### Problem requirements
In the earnings passage, which three companies are named as buoying the S&P 500 information-technology sector?

### Excerpted passage
•••••

The crude-oil sell-off hurt. But the numbers were still good.

Matt Phillips

The Q3 earnings season is nearly done and dusted, with Walmart’s report in the bag today.

Results from big retailers — Target comes tomorrow — are traditionally are seen as more or less the end of the earnings crucible, though late reporter Nvidia’s numbers after the close Wednesday have understandably assumed a new prominence as the symbolic end of the earnings parade.

All told, the earnings results are what we thought they were: a slowdown from the breakneck pace of Q2, but nothing drastic.

They were up about 5%, and just a smidge better than the expected 4%. (They almost always are better than expected, due to corporate executives’ tendency to underpromise and overdeliver in order to help engineer a favorable share-price reaction.)

The giant profits produced by companies in the S&P 500 information-technology sector — buoyed by Apple, Microsoft, and Broadcom — and communication-services sector — which includes Alphabet and Meta — have been the key contributors to bottom-line growth this quarter.

•••••

Records from a dataset:
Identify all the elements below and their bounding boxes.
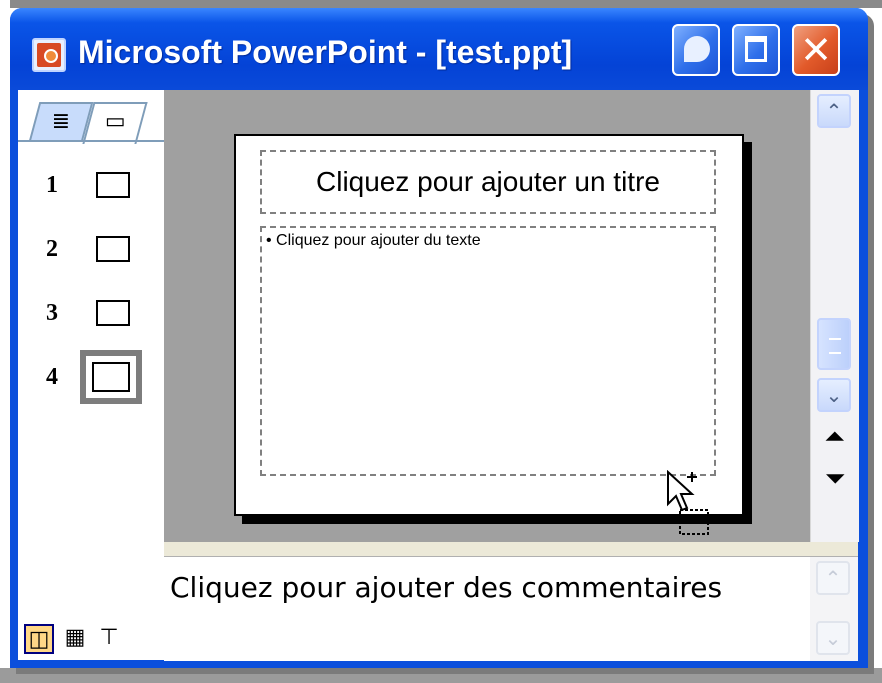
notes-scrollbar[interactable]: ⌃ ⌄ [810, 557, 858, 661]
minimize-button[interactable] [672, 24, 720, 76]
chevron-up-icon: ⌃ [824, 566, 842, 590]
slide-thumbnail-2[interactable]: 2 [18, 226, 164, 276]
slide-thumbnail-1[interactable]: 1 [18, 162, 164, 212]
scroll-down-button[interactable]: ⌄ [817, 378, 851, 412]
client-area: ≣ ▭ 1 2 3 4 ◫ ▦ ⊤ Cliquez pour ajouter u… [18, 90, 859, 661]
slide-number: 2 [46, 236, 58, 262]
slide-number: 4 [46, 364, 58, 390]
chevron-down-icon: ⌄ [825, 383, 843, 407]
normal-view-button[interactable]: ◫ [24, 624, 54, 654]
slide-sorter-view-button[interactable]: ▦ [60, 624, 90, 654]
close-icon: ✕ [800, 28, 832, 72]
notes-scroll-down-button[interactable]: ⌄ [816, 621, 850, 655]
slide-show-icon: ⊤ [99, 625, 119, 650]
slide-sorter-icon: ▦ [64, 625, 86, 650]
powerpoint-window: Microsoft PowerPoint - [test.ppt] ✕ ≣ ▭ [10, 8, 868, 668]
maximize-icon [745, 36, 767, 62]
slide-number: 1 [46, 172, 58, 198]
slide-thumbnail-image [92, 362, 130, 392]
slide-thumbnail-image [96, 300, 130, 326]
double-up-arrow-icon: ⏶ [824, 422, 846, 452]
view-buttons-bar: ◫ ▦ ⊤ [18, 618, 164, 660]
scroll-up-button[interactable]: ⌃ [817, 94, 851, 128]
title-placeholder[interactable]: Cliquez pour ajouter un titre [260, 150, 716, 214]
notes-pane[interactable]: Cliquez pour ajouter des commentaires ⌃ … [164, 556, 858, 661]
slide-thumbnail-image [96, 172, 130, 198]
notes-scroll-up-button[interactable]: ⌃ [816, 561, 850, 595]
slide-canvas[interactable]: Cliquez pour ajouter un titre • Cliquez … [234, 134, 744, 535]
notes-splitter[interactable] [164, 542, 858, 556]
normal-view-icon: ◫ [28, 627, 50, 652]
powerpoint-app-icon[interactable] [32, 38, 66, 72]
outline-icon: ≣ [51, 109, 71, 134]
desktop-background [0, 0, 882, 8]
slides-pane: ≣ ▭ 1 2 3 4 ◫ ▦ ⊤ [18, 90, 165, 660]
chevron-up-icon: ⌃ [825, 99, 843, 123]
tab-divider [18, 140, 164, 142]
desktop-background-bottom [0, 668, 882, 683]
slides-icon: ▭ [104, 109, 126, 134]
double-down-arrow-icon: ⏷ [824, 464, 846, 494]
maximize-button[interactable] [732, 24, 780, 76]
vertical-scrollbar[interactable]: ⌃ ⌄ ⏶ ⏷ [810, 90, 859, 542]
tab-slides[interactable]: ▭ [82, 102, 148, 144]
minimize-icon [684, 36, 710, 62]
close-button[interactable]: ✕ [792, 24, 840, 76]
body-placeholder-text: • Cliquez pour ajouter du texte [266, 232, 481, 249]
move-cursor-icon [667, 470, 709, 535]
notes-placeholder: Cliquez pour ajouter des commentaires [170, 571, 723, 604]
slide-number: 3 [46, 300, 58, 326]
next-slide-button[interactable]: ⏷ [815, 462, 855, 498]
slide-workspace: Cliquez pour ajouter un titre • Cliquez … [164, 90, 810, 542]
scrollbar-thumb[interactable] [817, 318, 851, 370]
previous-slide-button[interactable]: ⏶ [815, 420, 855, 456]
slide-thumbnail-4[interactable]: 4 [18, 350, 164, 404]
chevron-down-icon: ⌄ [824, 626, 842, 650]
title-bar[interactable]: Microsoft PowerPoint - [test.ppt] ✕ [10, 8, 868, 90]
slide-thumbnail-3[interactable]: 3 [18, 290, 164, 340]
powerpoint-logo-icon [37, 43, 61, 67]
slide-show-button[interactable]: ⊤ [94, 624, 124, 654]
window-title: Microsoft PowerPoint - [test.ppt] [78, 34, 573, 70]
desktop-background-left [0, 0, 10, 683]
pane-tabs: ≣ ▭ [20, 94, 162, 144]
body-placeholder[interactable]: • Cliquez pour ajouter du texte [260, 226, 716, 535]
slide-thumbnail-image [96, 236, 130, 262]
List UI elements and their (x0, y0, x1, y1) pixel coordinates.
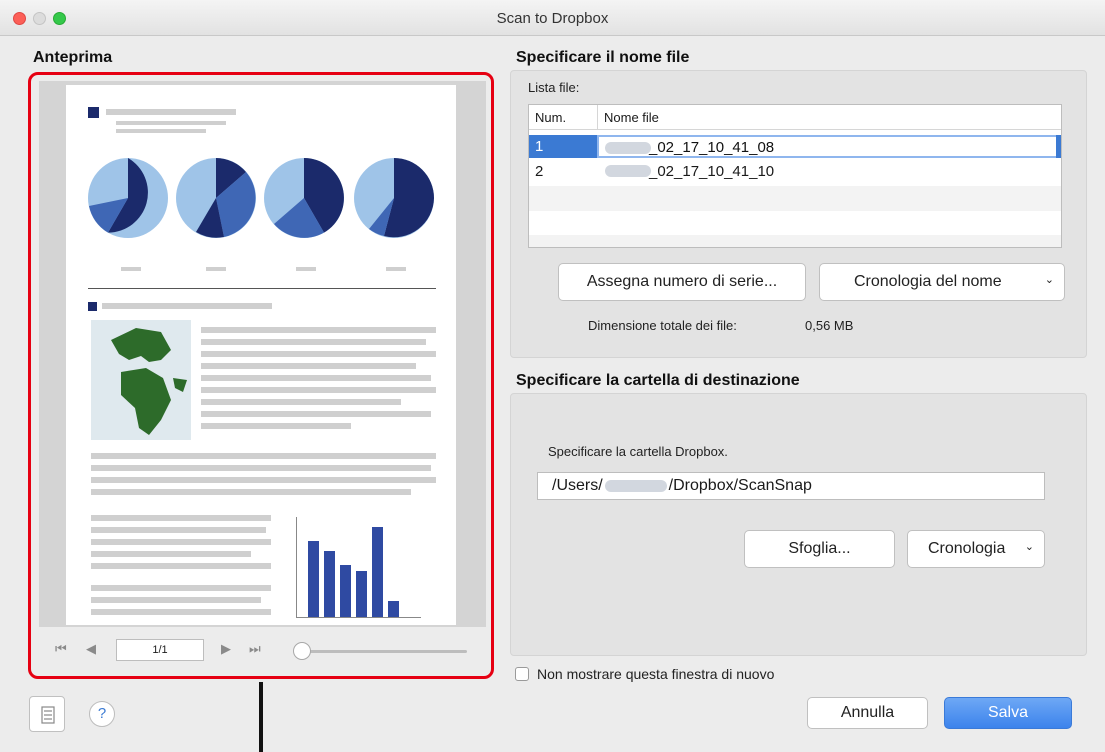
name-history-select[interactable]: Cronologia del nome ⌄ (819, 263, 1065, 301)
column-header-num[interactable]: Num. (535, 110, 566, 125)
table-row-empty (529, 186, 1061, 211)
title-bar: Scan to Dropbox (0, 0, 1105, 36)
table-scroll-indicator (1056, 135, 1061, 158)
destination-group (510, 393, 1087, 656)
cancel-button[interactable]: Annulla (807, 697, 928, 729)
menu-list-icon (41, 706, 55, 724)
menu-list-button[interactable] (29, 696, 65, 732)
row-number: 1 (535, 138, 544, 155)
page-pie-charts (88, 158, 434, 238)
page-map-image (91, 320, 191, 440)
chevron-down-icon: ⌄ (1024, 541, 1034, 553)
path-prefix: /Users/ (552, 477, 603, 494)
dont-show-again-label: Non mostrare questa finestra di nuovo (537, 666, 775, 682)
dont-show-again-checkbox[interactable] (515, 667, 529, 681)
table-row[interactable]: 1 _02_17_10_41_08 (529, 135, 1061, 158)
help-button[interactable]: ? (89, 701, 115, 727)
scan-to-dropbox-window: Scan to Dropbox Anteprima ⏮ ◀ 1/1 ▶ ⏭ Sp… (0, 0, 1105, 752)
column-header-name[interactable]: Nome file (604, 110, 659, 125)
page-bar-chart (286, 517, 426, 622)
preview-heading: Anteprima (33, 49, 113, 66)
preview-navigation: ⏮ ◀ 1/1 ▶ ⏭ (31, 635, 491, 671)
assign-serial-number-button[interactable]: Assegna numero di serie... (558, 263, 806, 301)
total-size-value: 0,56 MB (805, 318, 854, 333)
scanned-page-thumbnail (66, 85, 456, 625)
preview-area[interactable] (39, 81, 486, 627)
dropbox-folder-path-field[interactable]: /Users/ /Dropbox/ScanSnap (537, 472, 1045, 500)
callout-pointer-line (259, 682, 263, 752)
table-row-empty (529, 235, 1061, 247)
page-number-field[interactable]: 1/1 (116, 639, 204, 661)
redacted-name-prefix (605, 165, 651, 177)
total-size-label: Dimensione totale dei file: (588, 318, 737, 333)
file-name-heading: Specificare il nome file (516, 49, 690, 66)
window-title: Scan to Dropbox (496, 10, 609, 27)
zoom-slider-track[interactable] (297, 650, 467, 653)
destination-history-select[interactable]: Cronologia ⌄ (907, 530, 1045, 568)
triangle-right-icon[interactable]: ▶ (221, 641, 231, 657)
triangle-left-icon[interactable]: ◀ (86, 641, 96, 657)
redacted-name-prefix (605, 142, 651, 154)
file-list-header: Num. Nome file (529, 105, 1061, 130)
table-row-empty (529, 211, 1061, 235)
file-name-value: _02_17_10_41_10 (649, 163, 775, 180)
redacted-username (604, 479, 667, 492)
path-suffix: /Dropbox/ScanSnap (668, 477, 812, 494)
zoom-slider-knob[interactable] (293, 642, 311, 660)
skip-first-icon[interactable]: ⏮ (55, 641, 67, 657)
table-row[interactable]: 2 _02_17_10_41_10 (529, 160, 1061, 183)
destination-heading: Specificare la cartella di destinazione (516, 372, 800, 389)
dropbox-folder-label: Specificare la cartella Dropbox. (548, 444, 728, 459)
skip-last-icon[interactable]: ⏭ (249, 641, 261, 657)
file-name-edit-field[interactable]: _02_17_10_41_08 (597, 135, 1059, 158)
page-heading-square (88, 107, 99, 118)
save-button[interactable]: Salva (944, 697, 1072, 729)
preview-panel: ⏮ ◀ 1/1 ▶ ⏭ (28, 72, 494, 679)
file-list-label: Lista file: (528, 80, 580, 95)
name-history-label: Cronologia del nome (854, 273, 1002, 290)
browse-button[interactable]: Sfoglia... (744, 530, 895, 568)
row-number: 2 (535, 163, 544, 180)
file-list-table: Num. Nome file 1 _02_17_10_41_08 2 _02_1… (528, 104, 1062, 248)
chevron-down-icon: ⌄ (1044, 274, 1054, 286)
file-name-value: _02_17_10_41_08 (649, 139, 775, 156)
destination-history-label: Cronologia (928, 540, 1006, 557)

•••••

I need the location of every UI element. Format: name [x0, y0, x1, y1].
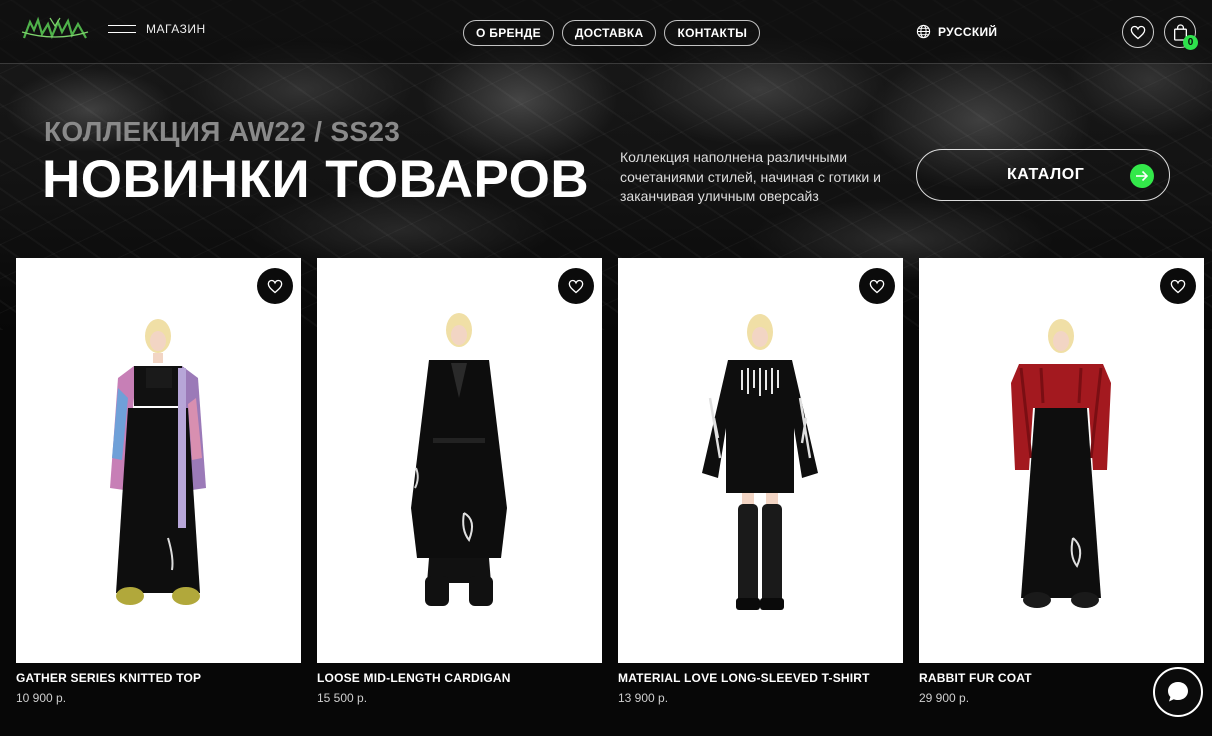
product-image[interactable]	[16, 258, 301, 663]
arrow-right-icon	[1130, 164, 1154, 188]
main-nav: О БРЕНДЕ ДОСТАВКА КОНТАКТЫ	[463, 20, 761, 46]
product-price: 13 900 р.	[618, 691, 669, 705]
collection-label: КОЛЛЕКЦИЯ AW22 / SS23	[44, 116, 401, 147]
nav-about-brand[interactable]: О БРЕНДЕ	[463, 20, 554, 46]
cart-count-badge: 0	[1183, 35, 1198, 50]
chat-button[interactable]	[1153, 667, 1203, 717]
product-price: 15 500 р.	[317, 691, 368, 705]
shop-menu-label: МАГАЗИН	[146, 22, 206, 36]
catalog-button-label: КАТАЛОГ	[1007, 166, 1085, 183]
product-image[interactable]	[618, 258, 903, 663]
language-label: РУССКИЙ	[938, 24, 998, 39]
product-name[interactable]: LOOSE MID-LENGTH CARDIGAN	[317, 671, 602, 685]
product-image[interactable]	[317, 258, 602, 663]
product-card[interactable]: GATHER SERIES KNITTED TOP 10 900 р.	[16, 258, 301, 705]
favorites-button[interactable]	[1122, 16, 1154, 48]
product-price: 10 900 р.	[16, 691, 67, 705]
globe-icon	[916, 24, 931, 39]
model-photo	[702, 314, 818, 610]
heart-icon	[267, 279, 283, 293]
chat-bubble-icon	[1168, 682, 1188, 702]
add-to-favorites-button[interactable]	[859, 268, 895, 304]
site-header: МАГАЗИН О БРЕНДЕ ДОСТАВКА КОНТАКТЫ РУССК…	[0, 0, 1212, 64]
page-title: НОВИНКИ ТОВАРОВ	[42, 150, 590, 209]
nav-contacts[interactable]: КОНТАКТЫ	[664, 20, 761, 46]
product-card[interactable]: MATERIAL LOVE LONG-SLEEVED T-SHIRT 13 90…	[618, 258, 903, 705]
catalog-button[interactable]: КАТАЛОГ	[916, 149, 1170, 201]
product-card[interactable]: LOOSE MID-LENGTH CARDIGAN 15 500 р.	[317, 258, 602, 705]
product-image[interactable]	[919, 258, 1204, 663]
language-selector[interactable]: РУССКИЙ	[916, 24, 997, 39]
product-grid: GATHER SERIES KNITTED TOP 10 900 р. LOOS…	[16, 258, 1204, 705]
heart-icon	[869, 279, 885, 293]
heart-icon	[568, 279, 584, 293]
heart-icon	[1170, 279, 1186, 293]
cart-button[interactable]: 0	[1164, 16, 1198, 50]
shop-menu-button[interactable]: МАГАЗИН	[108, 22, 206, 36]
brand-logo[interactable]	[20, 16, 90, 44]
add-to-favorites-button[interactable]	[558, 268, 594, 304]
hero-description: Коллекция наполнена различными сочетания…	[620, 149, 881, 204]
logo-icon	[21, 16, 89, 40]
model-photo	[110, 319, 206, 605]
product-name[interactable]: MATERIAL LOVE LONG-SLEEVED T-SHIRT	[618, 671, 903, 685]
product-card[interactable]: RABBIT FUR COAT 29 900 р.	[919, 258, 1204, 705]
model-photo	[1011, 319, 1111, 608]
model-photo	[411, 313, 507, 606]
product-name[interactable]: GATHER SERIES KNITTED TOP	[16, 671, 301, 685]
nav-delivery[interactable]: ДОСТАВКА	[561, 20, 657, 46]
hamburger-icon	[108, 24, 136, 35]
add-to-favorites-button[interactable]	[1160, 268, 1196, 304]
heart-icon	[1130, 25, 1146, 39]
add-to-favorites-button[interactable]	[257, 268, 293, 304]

•••••

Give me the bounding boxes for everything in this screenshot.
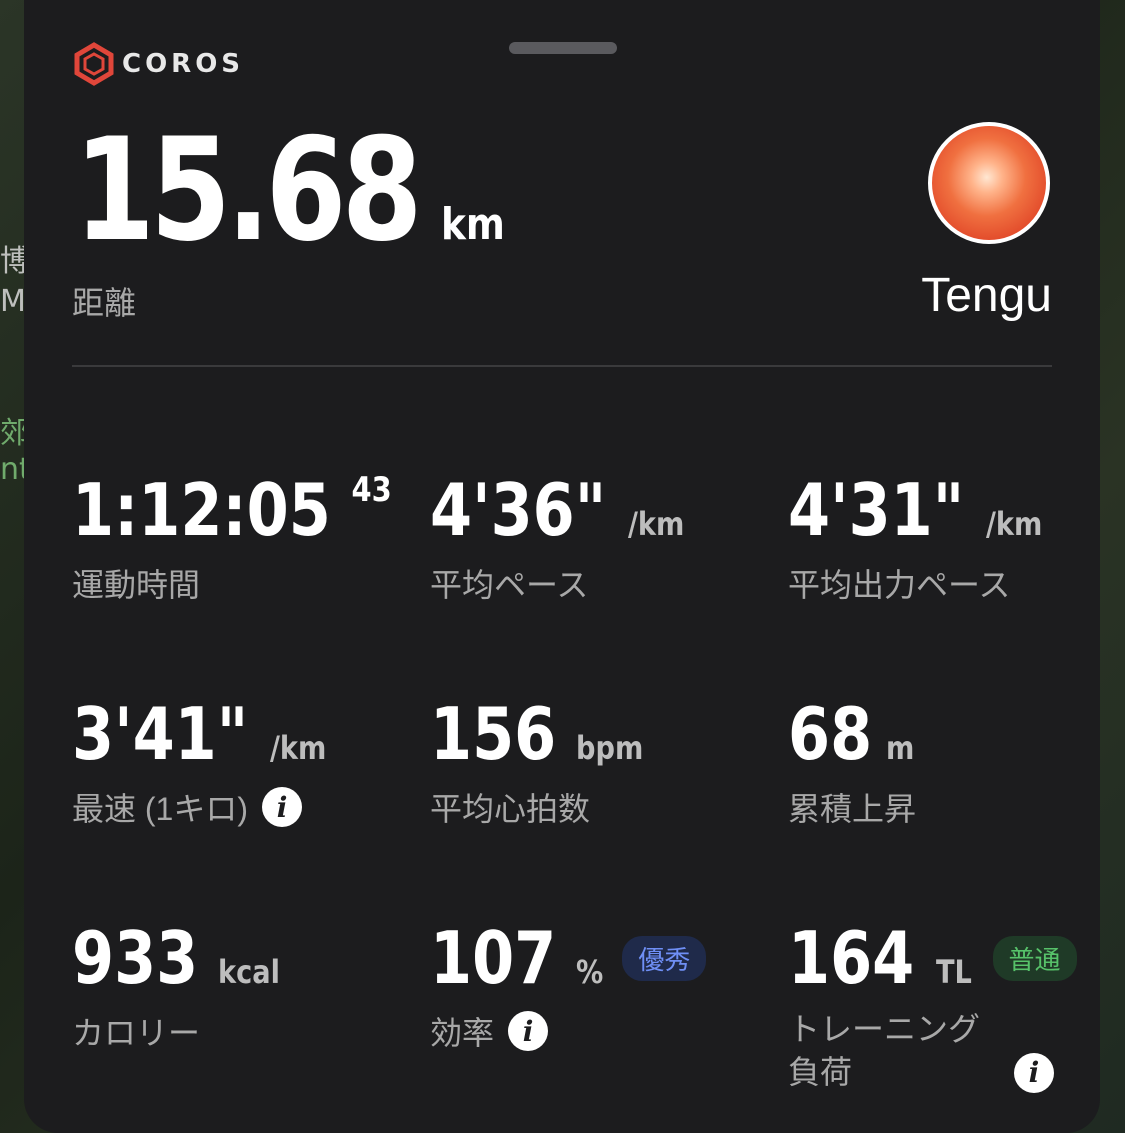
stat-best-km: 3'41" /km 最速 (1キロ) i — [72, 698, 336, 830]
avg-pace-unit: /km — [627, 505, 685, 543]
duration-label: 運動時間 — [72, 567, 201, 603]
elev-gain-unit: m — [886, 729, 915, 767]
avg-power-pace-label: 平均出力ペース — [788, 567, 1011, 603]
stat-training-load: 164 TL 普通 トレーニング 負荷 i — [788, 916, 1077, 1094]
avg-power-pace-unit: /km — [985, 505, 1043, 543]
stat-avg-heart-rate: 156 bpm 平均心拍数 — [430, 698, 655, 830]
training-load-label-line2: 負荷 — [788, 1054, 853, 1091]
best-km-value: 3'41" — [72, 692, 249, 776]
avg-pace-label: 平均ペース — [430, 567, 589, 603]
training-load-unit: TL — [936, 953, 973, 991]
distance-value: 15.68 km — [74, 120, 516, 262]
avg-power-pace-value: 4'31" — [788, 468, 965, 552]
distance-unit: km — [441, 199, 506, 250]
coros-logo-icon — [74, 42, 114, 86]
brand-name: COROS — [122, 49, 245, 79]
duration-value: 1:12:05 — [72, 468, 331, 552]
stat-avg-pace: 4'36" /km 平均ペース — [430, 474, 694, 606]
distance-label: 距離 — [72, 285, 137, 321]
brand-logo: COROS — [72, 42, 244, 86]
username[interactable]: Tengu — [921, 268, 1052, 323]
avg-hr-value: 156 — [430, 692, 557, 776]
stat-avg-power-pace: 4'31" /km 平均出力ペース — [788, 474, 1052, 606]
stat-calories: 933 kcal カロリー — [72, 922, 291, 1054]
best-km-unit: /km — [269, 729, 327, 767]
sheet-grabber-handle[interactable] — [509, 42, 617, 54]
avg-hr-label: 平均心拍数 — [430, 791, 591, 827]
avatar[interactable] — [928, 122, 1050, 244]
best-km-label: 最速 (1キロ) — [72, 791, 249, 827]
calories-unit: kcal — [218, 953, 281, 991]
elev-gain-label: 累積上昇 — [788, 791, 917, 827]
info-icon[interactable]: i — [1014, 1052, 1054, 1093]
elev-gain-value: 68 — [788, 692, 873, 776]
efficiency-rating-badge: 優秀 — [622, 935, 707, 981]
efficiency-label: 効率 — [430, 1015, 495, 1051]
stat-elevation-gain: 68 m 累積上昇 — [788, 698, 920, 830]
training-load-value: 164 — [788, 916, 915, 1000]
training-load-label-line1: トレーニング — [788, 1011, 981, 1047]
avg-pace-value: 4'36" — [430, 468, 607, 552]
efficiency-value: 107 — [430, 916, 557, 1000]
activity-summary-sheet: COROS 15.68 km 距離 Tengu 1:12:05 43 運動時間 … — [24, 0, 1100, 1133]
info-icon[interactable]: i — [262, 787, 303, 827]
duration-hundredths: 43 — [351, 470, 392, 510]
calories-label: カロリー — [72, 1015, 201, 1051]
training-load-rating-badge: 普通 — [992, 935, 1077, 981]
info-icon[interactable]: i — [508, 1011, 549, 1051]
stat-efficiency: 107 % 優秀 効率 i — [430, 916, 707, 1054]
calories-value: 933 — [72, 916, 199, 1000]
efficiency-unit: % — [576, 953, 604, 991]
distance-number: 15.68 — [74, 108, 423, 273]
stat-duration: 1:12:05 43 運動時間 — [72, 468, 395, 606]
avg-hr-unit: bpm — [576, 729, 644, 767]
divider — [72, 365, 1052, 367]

•••••

### Result for this exercise
Apple, Microsoft, and Broadcom.